WHAT IS ASKED: What follows is a listing; restate every line of it word for word.

Figure dataset records
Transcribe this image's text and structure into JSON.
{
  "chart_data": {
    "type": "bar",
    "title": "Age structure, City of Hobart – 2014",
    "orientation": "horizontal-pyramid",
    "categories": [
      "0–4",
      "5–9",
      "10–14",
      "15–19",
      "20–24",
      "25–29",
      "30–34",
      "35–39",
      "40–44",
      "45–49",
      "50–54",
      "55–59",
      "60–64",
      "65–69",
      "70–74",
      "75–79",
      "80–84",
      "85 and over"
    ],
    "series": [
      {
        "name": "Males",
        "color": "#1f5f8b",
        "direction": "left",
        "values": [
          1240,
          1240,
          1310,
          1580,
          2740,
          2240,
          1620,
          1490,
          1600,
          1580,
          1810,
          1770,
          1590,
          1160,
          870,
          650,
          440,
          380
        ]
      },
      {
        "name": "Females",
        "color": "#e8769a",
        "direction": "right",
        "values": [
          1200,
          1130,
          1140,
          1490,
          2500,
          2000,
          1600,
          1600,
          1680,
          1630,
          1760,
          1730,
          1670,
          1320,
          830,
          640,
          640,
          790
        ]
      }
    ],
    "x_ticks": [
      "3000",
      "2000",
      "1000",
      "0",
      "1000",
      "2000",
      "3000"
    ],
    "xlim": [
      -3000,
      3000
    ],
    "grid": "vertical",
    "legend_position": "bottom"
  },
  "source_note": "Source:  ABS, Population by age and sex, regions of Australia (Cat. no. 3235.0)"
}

COMPLETED TASK:
Transcribe this image's text and structure into JSON.
{
  "chart_data": {
    "type": "bar",
    "title": "Age structure, City of Hobart – 2014",
    "orientation": "horizontal-pyramid",
    "categories": [
      "0–4",
      "5–9",
      "10–14",
      "15–19",
      "20–24",
      "25–29",
      "30–34",
      "35–39",
      "40–44",
      "45–49",
      "50–54",
      "55–59",
      "60–64",
      "65–69",
      "70–74",
      "75–79",
      "80–84",
      "85 and over"
    ],
    "series": [
      {
        "name": "Males",
        "color": "#1f5f8b",
        "direction": "left",
        "values": [
          1240,
          1240,
          1310,
          1580,
          2740,
          2240,
          1620,
          1490,
          1600,
          1580,
          1810,
          1770,
          1590,
          1160,
          870,
          650,
          440,
          380
        ]
      },
      {
        "name": "Females",
        "color": "#e8769a",
        "direction": "right",
        "values": [
          1200,
          1130,
          1140,
          1490,
          2500,
          2000,
          1600,
          1600,
          1680,
          1630,
          1760,
          1730,
          1670,
          1320,
          830,
          640,
          640,
          790
        ]
      }
    ],
    "x_ticks": [
      "3000",
      "2000",
      "1000",
      "0",
      "1000",
      "2000",
      "3000"
    ],
    "xlim": [
      -3000,
      3000
    ],
    "grid": "vertical",
    "legend_position": "bottom"
  },
  "source_note": "Source:  ABS, Population by age and sex, regions of Australia (Cat. no. 3235.0)"
}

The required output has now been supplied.